Figure contents as structured data:
[Start]

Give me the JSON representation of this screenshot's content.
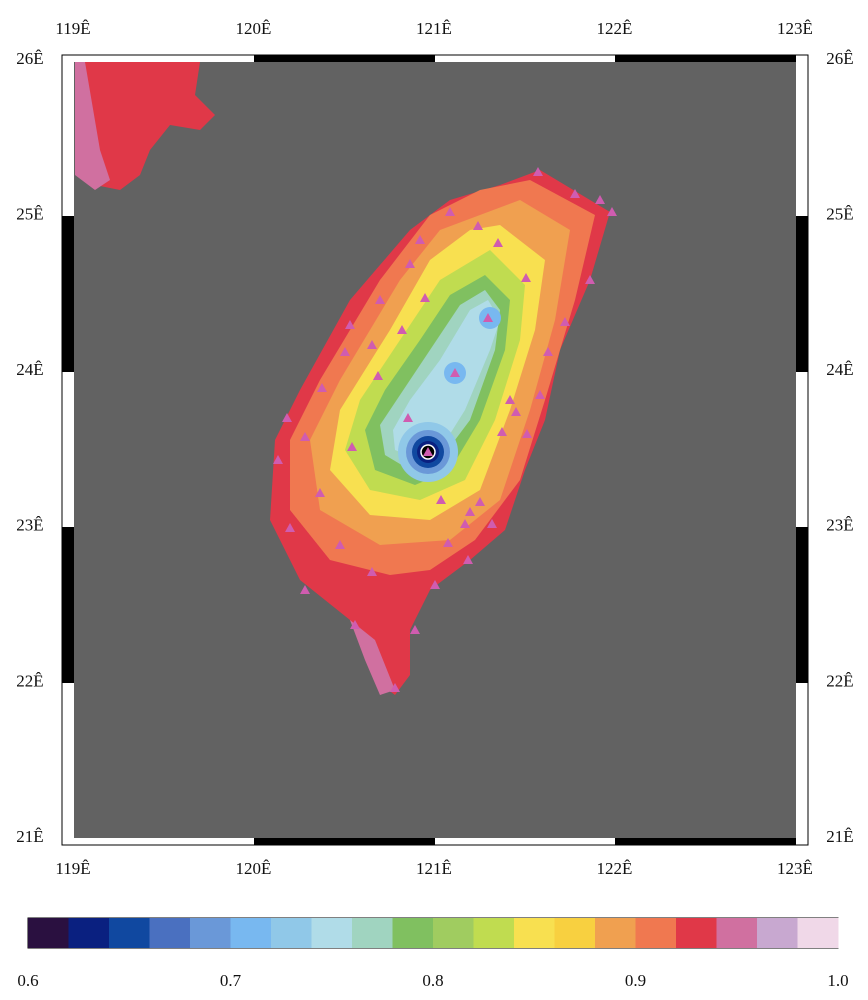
{
  "map": {
    "x_labels_top": [
      "119Ê",
      "120Ê",
      "121Ê",
      "122Ê",
      "123Ê"
    ],
    "x_labels_bottom": [
      "119Ê",
      "120Ê",
      "121Ê",
      "122Ê",
      "123Ê"
    ],
    "y_labels_left": [
      "26Ê",
      "25Ê",
      "24Ê",
      "23Ê",
      "22Ê",
      "21Ê"
    ],
    "y_labels_right": [
      "26Ê",
      "25Ê",
      "24Ê",
      "23Ê",
      "22Ê",
      "21Ê"
    ]
  },
  "colorbar": {
    "colors": [
      "#2a1040",
      "#0a2080",
      "#1048a0",
      "#4a70c0",
      "#6a98d8",
      "#78b8f0",
      "#90c8e8",
      "#b0dce8",
      "#a0d4c0",
      "#80c060",
      "#a0cc60",
      "#c0dc50",
      "#f8e050",
      "#f8d040",
      "#f0a050",
      "#f07850",
      "#e03848",
      "#d070a0",
      "#c8a8d0",
      "#f0d8e8"
    ],
    "ticks": [
      "0.6",
      "0.7",
      "0.8",
      "0.9",
      "1.0"
    ]
  }
}
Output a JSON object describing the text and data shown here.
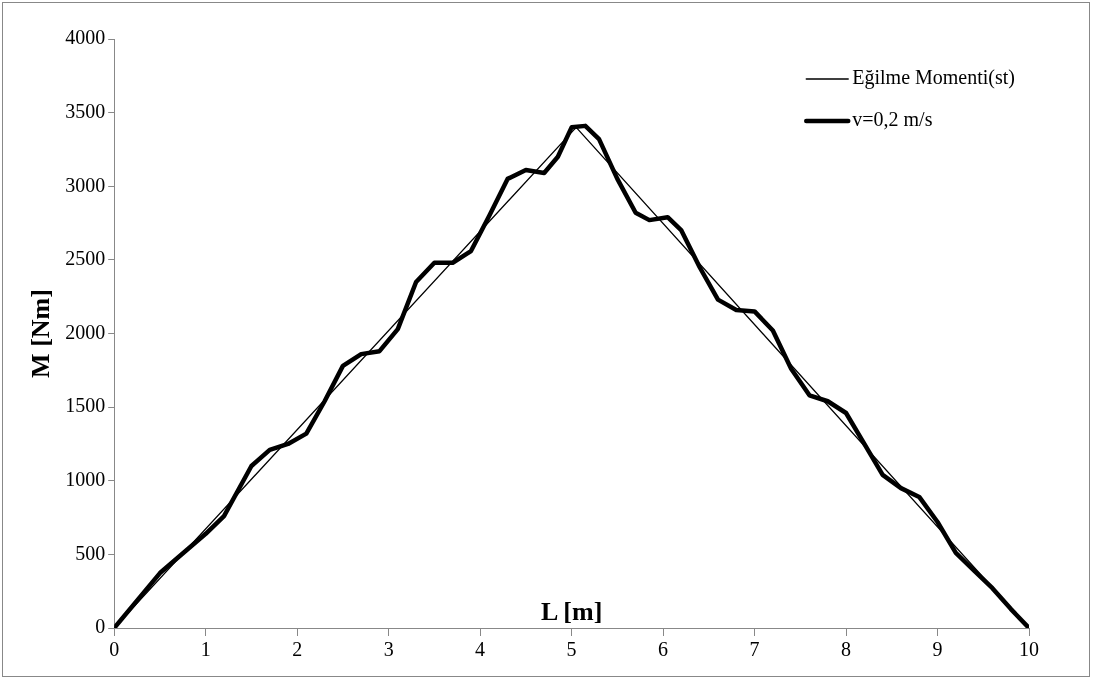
{
  "chart_data": {
    "type": "line",
    "xlabel": "L [m]",
    "ylabel": "M [Nm]",
    "xlim": [
      0,
      10
    ],
    "xticks": [
      0,
      1,
      2,
      3,
      4,
      5,
      6,
      7,
      8,
      9,
      10
    ],
    "ylim": [
      0,
      4000
    ],
    "yticks": [
      0,
      500,
      1000,
      1500,
      2000,
      2500,
      3000,
      3500,
      4000
    ],
    "grid": false,
    "legend": "top right",
    "marker": "none",
    "line_style": "solid",
    "series": [
      {
        "name": "Eğilme Momenti(st)",
        "color": "#000000",
        "x": [
          0,
          5.05,
          10
        ],
        "values": [
          0,
          3400,
          0
        ]
      },
      {
        "name": "v=0,2 m/s",
        "color": "#000000",
        "x": [
          0,
          0.5,
          1,
          1.2,
          1.5,
          1.7,
          1.9,
          2.1,
          2.3,
          2.5,
          2.7,
          2.9,
          3.1,
          3.3,
          3.5,
          3.7,
          3.9,
          4.1,
          4.3,
          4.5,
          4.7,
          4.85,
          5,
          5.15,
          5.3,
          5.5,
          5.7,
          5.85,
          6.05,
          6.2,
          6.4,
          6.6,
          6.8,
          7,
          7.2,
          7.4,
          7.6,
          7.8,
          8,
          8.2,
          8.4,
          8.6,
          8.8,
          9,
          9.2,
          9.4,
          9.6,
          9.8,
          10
        ],
        "values": [
          0,
          373,
          640,
          760,
          1100,
          1210,
          1250,
          1320,
          1540,
          1780,
          1860,
          1880,
          2030,
          2350,
          2480,
          2480,
          2560,
          2800,
          3050,
          3110,
          3090,
          3200,
          3400,
          3410,
          3320,
          3050,
          2820,
          2770,
          2790,
          2700,
          2450,
          2230,
          2160,
          2150,
          2020,
          1760,
          1580,
          1540,
          1460,
          1250,
          1040,
          950,
          890,
          720,
          510,
          390,
          270,
          130,
          0
        ]
      }
    ]
  }
}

[End]

» **Written request**: Give every line above again exactly, with no pictures.

» **Result of this exercise**:
Give me the JSON representation of this screenshot's content.
{
  "map": {
    "x_labels_top": [
      "119Ê",
      "120Ê",
      "121Ê",
      "122Ê",
      "123Ê"
    ],
    "x_labels_bottom": [
      "119Ê",
      "120Ê",
      "121Ê",
      "122Ê",
      "123Ê"
    ],
    "y_labels_left": [
      "26Ê",
      "25Ê",
      "24Ê",
      "23Ê",
      "22Ê",
      "21Ê"
    ],
    "y_labels_right": [
      "26Ê",
      "25Ê",
      "24Ê",
      "23Ê",
      "22Ê",
      "21Ê"
    ]
  },
  "colorbar": {
    "colors": [
      "#2a1040",
      "#0a2080",
      "#1048a0",
      "#4a70c0",
      "#6a98d8",
      "#78b8f0",
      "#90c8e8",
      "#b0dce8",
      "#a0d4c0",
      "#80c060",
      "#a0cc60",
      "#c0dc50",
      "#f8e050",
      "#f8d040",
      "#f0a050",
      "#f07850",
      "#e03848",
      "#d070a0",
      "#c8a8d0",
      "#f0d8e8"
    ],
    "ticks": [
      "0.6",
      "0.7",
      "0.8",
      "0.9",
      "1.0"
    ]
  }
}
Output a JSON object describing the text and data shown here.
{
  "chart_data": {
    "type": "line",
    "xlabel": "L [m]",
    "ylabel": "M [Nm]",
    "xlim": [
      0,
      10
    ],
    "xticks": [
      0,
      1,
      2,
      3,
      4,
      5,
      6,
      7,
      8,
      9,
      10
    ],
    "ylim": [
      0,
      4000
    ],
    "yticks": [
      0,
      500,
      1000,
      1500,
      2000,
      2500,
      3000,
      3500,
      4000
    ],
    "grid": false,
    "legend": "top right",
    "marker": "none",
    "line_style": "solid",
    "series": [
      {
        "name": "Eğilme Momenti(st)",
        "color": "#000000",
        "x": [
          0,
          5.05,
          10
        ],
        "values": [
          0,
          3400,
          0
        ]
      },
      {
        "name": "v=0,2 m/s",
        "color": "#000000",
        "x": [
          0,
          0.5,
          1,
          1.2,
          1.5,
          1.7,
          1.9,
          2.1,
          2.3,
          2.5,
          2.7,
          2.9,
          3.1,
          3.3,
          3.5,
          3.7,
          3.9,
          4.1,
          4.3,
          4.5,
          4.7,
          4.85,
          5,
          5.15,
          5.3,
          5.5,
          5.7,
          5.85,
          6.05,
          6.2,
          6.4,
          6.6,
          6.8,
          7,
          7.2,
          7.4,
          7.6,
          7.8,
          8,
          8.2,
          8.4,
          8.6,
          8.8,
          9,
          9.2,
          9.4,
          9.6,
          9.8,
          10
        ],
        "values": [
          0,
          373,
          640,
          760,
          1100,
          1210,
          1250,
          1320,
          1540,
          1780,
          1860,
          1880,
          2030,
          2350,
          2480,
          2480,
          2560,
          2800,
          3050,
          3110,
          3090,
          3200,
          3400,
          3410,
          3320,
          3050,
          2820,
          2770,
          2790,
          2700,
          2450,
          2230,
          2160,
          2150,
          2020,
          1760,
          1580,
          1540,
          1460,
          1250,
          1040,
          950,
          890,
          720,
          510,
          390,
          270,
          130,
          0
        ]
      }
    ]
  }
}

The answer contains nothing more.